▸ **WORKING DATA**:

^^^^

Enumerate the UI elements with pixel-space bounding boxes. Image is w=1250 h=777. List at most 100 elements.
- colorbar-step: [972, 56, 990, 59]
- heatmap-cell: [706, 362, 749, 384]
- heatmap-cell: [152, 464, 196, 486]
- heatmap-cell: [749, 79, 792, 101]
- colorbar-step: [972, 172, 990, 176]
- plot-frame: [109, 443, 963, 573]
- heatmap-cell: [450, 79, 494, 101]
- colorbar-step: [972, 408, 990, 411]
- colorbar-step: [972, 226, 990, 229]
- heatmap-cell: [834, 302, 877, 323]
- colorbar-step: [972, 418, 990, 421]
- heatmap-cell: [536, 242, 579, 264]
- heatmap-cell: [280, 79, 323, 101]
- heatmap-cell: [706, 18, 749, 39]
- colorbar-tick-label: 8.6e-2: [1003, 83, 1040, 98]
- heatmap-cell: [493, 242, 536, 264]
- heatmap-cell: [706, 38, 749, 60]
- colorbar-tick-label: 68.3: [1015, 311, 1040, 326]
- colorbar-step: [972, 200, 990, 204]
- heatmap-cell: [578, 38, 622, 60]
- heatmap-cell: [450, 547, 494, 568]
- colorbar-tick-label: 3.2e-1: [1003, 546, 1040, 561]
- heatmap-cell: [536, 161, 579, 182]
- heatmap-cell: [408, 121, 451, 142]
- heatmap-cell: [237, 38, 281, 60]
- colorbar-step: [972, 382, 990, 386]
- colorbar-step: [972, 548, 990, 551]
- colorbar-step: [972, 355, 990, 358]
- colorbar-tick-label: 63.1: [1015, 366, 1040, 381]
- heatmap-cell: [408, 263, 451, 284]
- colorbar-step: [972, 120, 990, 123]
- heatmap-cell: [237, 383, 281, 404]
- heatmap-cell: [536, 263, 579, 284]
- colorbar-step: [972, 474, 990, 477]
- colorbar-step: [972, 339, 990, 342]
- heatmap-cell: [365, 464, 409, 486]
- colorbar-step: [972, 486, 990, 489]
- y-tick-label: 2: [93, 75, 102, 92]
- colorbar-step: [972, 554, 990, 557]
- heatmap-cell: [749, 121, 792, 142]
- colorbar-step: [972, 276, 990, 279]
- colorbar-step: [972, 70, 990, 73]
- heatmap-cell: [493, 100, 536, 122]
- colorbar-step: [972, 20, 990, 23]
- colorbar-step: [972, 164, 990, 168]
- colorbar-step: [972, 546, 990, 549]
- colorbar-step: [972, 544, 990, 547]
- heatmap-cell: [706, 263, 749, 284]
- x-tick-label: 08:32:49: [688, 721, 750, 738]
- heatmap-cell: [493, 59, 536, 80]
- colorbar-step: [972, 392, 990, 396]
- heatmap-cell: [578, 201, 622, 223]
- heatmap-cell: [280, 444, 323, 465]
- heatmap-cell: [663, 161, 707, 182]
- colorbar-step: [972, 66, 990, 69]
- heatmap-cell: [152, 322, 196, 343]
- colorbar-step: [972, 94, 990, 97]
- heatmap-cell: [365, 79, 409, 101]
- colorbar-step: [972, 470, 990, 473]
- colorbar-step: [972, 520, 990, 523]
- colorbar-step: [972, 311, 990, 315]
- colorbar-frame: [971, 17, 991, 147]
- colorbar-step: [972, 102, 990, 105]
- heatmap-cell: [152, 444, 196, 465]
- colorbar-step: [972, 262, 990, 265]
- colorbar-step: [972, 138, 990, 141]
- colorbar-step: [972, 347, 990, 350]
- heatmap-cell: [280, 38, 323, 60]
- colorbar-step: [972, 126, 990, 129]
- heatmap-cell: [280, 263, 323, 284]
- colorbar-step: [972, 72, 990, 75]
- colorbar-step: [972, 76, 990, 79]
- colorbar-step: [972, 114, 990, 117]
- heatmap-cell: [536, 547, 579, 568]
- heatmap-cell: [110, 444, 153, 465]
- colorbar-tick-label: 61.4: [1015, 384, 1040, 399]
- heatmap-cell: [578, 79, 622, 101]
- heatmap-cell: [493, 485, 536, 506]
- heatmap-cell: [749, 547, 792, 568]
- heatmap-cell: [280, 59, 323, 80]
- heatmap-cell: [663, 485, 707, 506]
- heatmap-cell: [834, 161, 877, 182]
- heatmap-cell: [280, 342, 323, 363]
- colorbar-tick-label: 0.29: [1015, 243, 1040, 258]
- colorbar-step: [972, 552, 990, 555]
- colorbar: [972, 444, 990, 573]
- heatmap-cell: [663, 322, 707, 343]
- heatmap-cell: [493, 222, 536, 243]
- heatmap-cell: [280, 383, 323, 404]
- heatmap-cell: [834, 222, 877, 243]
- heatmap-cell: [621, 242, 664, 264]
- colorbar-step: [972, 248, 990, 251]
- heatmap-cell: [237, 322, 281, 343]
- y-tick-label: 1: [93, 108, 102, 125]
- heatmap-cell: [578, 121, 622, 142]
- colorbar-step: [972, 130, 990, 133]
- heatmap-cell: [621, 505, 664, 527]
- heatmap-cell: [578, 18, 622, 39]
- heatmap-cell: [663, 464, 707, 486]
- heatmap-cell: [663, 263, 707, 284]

^^^^

Repeat the entries from the start through the line containing "- heatmap-cell: [706, 263, 749, 284]", swapping "plot-frame" for "chart-frame" and keeping everything else the same.

▸ **ANSWER TO THE TASK**:
Enumerate the UI elements with pixel-space bounding boxes. Image is w=1250 h=777. List at most 100 elements.
- colorbar-step: [972, 56, 990, 59]
- heatmap-cell: [706, 362, 749, 384]
- heatmap-cell: [152, 464, 196, 486]
- heatmap-cell: [749, 79, 792, 101]
- colorbar-step: [972, 172, 990, 176]
- chart-frame: [109, 443, 963, 573]
- heatmap-cell: [450, 79, 494, 101]
- colorbar-step: [972, 408, 990, 411]
- colorbar-step: [972, 226, 990, 229]
- heatmap-cell: [834, 302, 877, 323]
- colorbar-step: [972, 418, 990, 421]
- heatmap-cell: [536, 242, 579, 264]
- heatmap-cell: [280, 79, 323, 101]
- heatmap-cell: [706, 18, 749, 39]
- colorbar-tick-label: 8.6e-2: [1003, 83, 1040, 98]
- heatmap-cell: [493, 242, 536, 264]
- heatmap-cell: [706, 38, 749, 60]
- colorbar-tick-label: 68.3: [1015, 311, 1040, 326]
- colorbar-step: [972, 200, 990, 204]
- heatmap-cell: [578, 38, 622, 60]
- heatmap-cell: [450, 547, 494, 568]
- colorbar-tick-label: 3.2e-1: [1003, 546, 1040, 561]
- heatmap-cell: [536, 161, 579, 182]
- heatmap-cell: [408, 121, 451, 142]
- heatmap-cell: [237, 38, 281, 60]
- colorbar-step: [972, 382, 990, 386]
- colorbar-step: [972, 548, 990, 551]
- colorbar-step: [972, 355, 990, 358]
- colorbar-tick-label: 63.1: [1015, 366, 1040, 381]
- heatmap-cell: [408, 263, 451, 284]
- colorbar-step: [972, 120, 990, 123]
- heatmap-cell: [237, 383, 281, 404]
- heatmap-cell: [536, 263, 579, 284]
- colorbar-step: [972, 474, 990, 477]
- colorbar-step: [972, 339, 990, 342]
- heatmap-cell: [365, 464, 409, 486]
- colorbar-step: [972, 486, 990, 489]
- y-tick-label: 2: [93, 75, 102, 92]
- colorbar-step: [972, 554, 990, 557]
- heatmap-cell: [749, 121, 792, 142]
- colorbar-step: [972, 276, 990, 279]
- colorbar-step: [972, 70, 990, 73]
- heatmap-cell: [493, 100, 536, 122]
- colorbar-step: [972, 20, 990, 23]
- colorbar-step: [972, 164, 990, 168]
- colorbar-step: [972, 546, 990, 549]
- colorbar-step: [972, 544, 990, 547]
- heatmap-cell: [706, 263, 749, 284]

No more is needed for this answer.